#### Document excerpt
----------

Typical wannabe trying the old standby. We know Clinton lied, but you continue to use it as some kind of excuse that it is ok for the corruption that the Bushies have committed. Change the subject all you want. This administration is filled with two-faced, bigoted, murderous, lying, corruption filled, cheating pieces of crap.
"and people like rusty keep denying that our democratic leaders ALSO sent our Nation to war. As all should know, our Congress controls the purse-strings....and when and IF they [including the dems] decide the war is over....they will QUIT financing it."
As Linda has managed to weasel out of admitting again and again... this war was based on lies by misinformation that the Bush Administration provided. I think she has Alzheimer's or something. She always forgets the important facts.
"But that leads us into another area of their total denial of reality....and that is that THEIR TOP candidate, old hillary clinton, SUPPORTS our continued stay in Iraq."
That is pretty funny Linda. Just because Hillary has supported the military in Iraq, simply proves the diversity of the Democratic Party. They can disagree, yet work together for a common good, unlike the Republicans that went on the witch hunt against Harriet Meyers. And, I've been wanting to answer your question from awhile back, but I forgot... The Democrats are smart enough to let you Neocons eat their own. Why should we get involved in your party bickering. While you neocons were screaming your heads off, Democrats were strategizing how to pull the Rule 21 out of their hat and force your corrupted Republicans to complete phase two of the investigation into the LIES your President promoted in his case for war.
"THAT and all the other democratic leaders who STILL want us to stay there.....finish the job....just pisses off the ultra-liberals/progressives. Too bad. Even some democrats KNOW what needs to be done."
Linda says this, obviously knowing full well that any sensible person knows we cannot simply leave Iraq as it is, even most ultra-liberals/progressives. This of course is a classic example of Linda spewing LIES.
We have to fix the frickin' mess that her beloved Dubya has created. That is the problem with the neocons... they create a mess, then the Democrats have to clean it up. When Republicans lead, we take a step back... When Democrats lead, we take two steps forward.
"Guess once again, it totally depends on just WHO'S using the drugs."
I will agree with that statement. GW has obviously felt that way himself. Coke up his nose, a DUI... hypocrisy hurts. I think he should undergo a unine test for drugs and alcohol right now. I wouldn't be surprised if he is hitting the old bottle and powdering his nose lately anyways.
posted on November 6, 2005 01:06:26 PM new
I'll add to that... The American people already know GW is an idiot, they should also know whether they have a druggie in the White House.
posted on November 6, 2005 01:20:55 PM new
No rusty....what you and other extremists won't acknowledge is that THERE IS NOT PROOF HE LIED....NONE.....
so, imo, it's about time you 'put up or shut up'....because repeating the same lie over and over doesn't make it true.
You know darn good and well IF the dem party had ANYTHING to use against this administration THEY ALREADY WOULD HAVE. They don't....and ALL the reports/investigations SAY WE WERENT LIED TO.
So you're just continuing to made yourselves look like a bush of babbling fools that hasn't a clue. But hey...you THINK it might just work....LYING TO the American voters....they might just believe it WITHOUT ANY PROOF.
Nope...they're not as stupid as some extreme liberals.....they see the truth.
And as far as any drug problem.....just what part don't YOU get, rusty, that ALL this info has been out there for years, and hasn't made ONE bit of difference to the American voters?

----------

#### Provided material
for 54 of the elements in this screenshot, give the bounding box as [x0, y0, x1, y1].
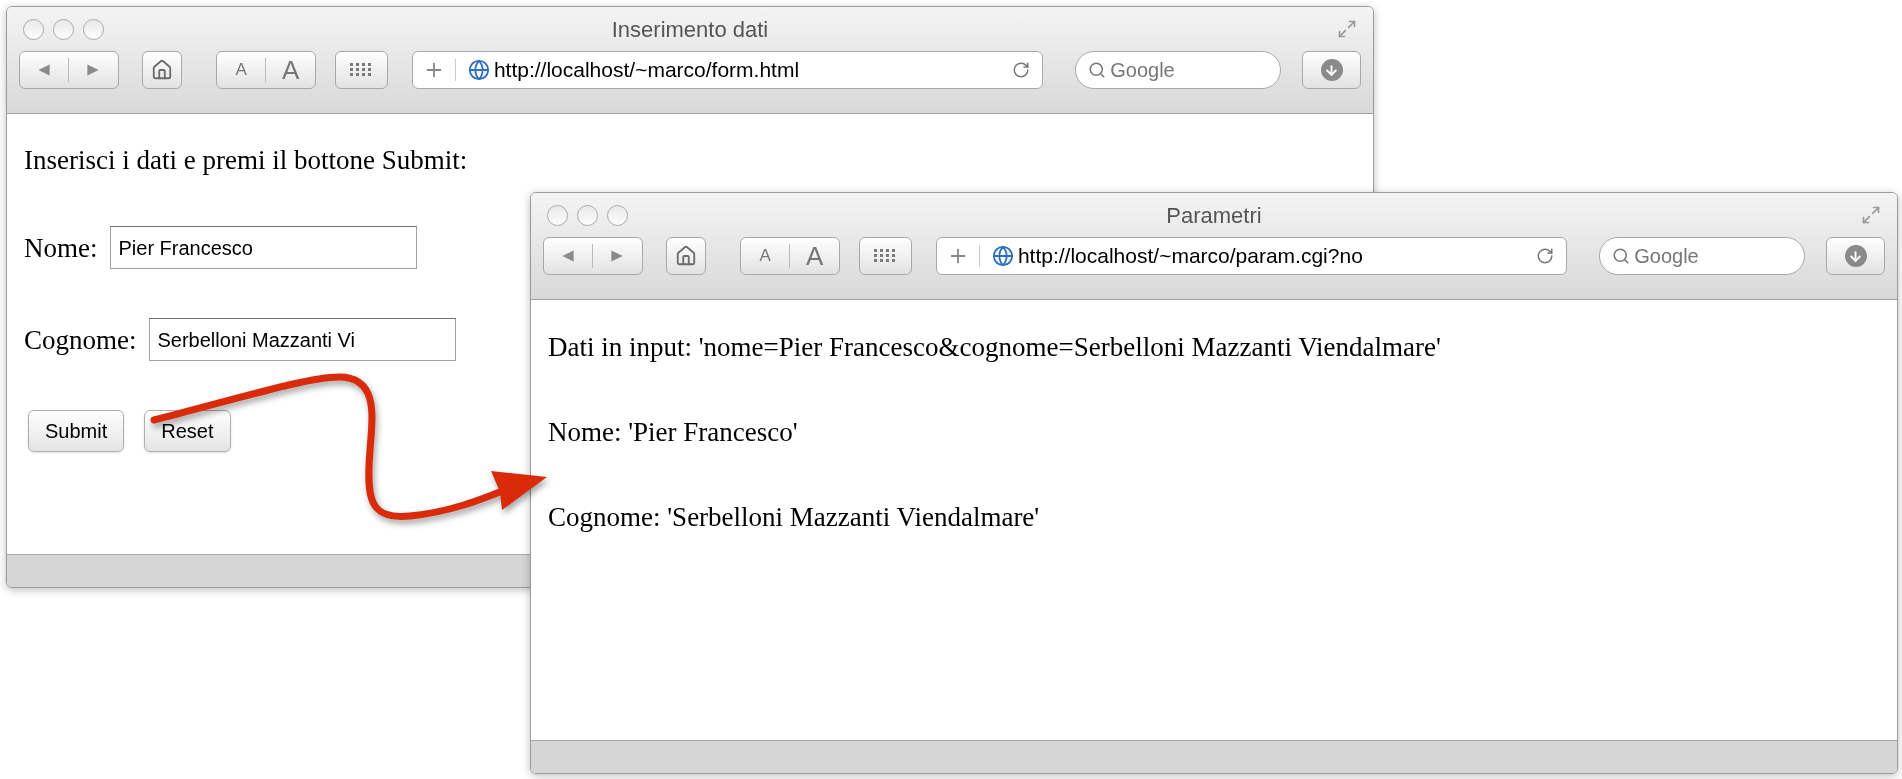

----------

#### Goal of the exercise
Answer these questions about the forum argument, one line each.
(a) Which party does the writer replying to Linda say went on a witch hunt against Harriet Meyers?
(b) What rule does that writer say the Democrats pulled out of their hat?
(c) On what date were the posts in the argument made?

#### Solution to the problem
(a) The Republicans.
(b) Rule 21.
(c) November 6, 2005.